• [COMPITO 1]: Nella recensione del film Lust, caution riportata più avanti, quale attore interpreta Mr. Yee?
• [COMPITO 2]: Per favore, prosegui la recensione del film Lust, caution a partire dal punto in cui si ferma.

• [ESTRATTO]:
§ §

Recensione: Lust, caution di Ang Lee - Venezia 64 - in concorso
Nella Shanghai del 1942 occupata dai giapponesi, una giovane donna diventa amica di un gruppo di signore alto-borghesi, da cui viene ospitata e con cui gioca quotidianamente a mahjong, ed entra così in relazione con il marito della padrona di casa, il temibile Mr. Yee, un cinese collaborazionista a capo dei servizi segreti. La ragazza, che ha assunto un nome fittizio, si chiama in realtà Wang Chiah Chih, e fa parte di un gruppo di giovani universitari, membri di un gruppo teatrale, che già 4 anni prima ad Hong Kong hanno tentato invano di eliminare Yee e che al momento sono in contatto con la Resistenza organizzata; il suo obiettivo è quello di diventare l’amante di Yee, per abbassare le sue difese e poterlo far colpire dai sicari della resistenza, ma il rapporto fra i due si fa più intenso fino a sfiorare un vero e proprio amore. E quando Yee dimostra il proprio sentimento regalando alla ragazza un anello di diamanti di incredibile valore, la situazione precipita…
Ang Lee torna a Venezia in concorso due anni dopo avere vinto il Leone d’Oro con Brokeback Mountain con una storia allo stesso modo passionale e torbida. Certo, la giuria della Mostra potrà soprassedere dinanzi al premio vinto nel 2005, e candidare il regista taiwanese al massimo premio, ma dubitiamo che questo accadrà; e questo ci dispiace, perché fra le due pellicole quest’ultima vince nettamente il confronto, sia per abilità espressiva, sia per una maggiore linearità della vicenda, sia infine per la capacità di trasmettere emozioni anche attraverso un melodramma tragico in cui nulla è lasciato alla lacrima facile (al contrario di quanto accadeva nella liaison fra i due cowboy di Brokeback mountain). Fedele al rigore formale e alla freddezza quasi programmatica del suo fare cinema, Lee sa avvincere nonostante una lunghezza forse eccessiva (circa 2 ore e mezza di film, quasi senza cedimenti), grazie anche, se non soprattutto, all’apporto di due interpreti decisamente straordinari che sanno dare voce alla passione con coinvolgimento totale; e se Tony Leung (un mr. Yee diabolicamente affascinante, capace di fremere d’amore con un’espressione quasi attonita) era una carta vincente fin dall’inizio, a stupire è l’esordiente Tang Wei, giovanissima attrice di teatro che, perfettamente a suo agio in un ruolo ambiguo e complicato, sa donare a Chiah Chihi la freschezza di un sorriso malizioso i turbamenti di un’anima che sta crescendo.

§ §

• [MATERIALE DI PARTENZA]:
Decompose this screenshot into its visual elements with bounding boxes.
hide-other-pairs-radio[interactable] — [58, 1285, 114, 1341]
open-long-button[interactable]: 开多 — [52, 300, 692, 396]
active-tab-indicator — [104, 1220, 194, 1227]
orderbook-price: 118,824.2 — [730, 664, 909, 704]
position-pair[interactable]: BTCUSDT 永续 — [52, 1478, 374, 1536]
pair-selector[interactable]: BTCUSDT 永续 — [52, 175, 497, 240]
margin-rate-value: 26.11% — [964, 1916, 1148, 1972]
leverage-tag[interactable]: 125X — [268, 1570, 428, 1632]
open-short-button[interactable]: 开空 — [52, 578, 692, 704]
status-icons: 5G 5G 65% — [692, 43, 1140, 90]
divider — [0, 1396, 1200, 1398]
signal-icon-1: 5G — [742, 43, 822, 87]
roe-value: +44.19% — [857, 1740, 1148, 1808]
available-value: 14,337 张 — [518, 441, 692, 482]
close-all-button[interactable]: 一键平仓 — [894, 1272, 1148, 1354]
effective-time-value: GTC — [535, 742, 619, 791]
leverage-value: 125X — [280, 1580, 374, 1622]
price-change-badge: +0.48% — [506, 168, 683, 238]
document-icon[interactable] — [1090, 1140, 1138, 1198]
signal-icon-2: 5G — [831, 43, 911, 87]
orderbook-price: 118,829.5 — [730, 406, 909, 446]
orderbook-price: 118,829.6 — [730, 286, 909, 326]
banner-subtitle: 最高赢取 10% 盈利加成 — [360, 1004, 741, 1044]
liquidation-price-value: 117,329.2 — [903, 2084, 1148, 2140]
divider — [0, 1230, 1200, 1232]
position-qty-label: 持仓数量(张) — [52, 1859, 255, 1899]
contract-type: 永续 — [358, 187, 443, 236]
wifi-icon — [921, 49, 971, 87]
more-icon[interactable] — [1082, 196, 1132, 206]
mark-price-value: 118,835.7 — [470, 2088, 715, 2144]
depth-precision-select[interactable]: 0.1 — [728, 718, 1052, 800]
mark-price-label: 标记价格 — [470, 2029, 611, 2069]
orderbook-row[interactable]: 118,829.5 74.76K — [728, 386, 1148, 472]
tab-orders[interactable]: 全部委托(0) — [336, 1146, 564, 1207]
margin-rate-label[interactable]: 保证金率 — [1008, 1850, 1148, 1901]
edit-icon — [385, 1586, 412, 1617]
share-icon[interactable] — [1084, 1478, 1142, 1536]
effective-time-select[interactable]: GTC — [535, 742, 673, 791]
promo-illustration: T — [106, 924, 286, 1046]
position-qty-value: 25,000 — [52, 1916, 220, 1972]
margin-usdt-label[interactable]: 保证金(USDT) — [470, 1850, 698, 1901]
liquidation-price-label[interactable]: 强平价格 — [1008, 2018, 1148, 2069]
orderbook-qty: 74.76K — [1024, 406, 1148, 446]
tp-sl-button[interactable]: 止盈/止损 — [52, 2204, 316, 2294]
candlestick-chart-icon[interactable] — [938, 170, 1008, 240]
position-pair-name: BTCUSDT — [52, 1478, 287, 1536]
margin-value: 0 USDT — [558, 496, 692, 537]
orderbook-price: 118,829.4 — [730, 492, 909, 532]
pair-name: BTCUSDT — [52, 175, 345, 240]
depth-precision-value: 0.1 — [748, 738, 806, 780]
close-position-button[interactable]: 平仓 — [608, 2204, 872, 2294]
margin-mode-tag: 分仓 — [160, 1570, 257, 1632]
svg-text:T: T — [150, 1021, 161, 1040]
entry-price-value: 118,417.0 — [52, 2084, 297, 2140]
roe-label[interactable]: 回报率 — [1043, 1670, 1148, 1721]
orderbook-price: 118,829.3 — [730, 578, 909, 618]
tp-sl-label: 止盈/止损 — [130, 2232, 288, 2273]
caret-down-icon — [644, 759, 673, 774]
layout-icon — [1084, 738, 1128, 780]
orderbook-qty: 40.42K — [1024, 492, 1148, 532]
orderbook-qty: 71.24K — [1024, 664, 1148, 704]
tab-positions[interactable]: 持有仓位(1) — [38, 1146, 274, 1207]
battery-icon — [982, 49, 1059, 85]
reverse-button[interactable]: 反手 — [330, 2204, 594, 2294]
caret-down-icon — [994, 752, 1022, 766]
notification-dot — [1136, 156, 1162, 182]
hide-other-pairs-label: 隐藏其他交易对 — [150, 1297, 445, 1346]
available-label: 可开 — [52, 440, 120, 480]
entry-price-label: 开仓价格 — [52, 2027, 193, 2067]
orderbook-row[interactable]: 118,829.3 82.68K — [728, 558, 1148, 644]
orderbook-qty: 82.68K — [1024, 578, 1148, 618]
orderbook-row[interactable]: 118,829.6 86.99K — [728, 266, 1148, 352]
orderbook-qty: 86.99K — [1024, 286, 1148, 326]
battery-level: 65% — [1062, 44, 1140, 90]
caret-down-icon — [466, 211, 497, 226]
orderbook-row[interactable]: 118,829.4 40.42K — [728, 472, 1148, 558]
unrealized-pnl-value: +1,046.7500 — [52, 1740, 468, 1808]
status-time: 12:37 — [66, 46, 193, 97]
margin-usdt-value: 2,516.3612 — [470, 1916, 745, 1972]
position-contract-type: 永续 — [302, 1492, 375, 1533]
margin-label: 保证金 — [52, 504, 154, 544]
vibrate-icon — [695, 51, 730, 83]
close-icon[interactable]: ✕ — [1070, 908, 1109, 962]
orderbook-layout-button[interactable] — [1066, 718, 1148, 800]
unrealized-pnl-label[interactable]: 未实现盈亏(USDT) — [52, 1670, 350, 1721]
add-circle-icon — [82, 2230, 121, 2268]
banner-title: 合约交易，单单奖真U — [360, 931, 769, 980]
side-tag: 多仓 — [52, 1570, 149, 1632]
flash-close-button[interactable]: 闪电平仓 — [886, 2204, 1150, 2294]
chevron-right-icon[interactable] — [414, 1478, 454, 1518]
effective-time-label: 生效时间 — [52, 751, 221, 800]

§ §

• [RISPOSTA SCRITTA 1]: Tony Leung.

• [RISPOSTA SCRITTA 2]:
Lee sembra avere trovato nel libro di Eileen Chang, di cui il film è l’adattamento, il logico proseguimento della sua poetica, quasi sempre incentrata sui turbamenti del cuore, e giunge all’estremizzazione del concetto attraverso scene di sesso esplicito che si inseriscono perfettamente in una vicenda in cui i piaceri della carne sono funzionali al cambiamento dei due protagonisti, mostrandone i punti deboli e le incongruenze. La scoperta dell’altro-da-sé, che lei ricerca chiudendosi spesso nei cinema a piagnucolare sulle commedie romantiche americane e che lui vede come espressione del suo potere, diventa una situazione deflagrante alla quale non si può porre rimedio se non con decisioni estreme. Lee mostra l’assoluto dell’amore negli sguardi timorosi e carichi di desiderio di una prima cena in un ristorante deserto, nella violenza di un primo amplesso in cui non si capisce chi sia il vinto e chi il vincitore, nella sorpresa di un’emozione che si pensava impossibile da sentire, nella difficoltà del contatto fisico, nella continua ricerca di una supremazia fra i due amanti che si tramuta in un viaggio verso il piacere estremo. Ed infine, al termine di tutto questo, c’è solo una cosa da fare: lasciarsi andare, e affrontare perfino il peggio con un sorriso beffardo (come fa Chiah Chihi) o con la rabbia dell’ineluttabilità (come è costretto a fare Yee).
E certo, bisogna fare attenzione alla lussuria, come recita il titolo, ma abbandonarvisi è dolce tanto quanto è pericoloso.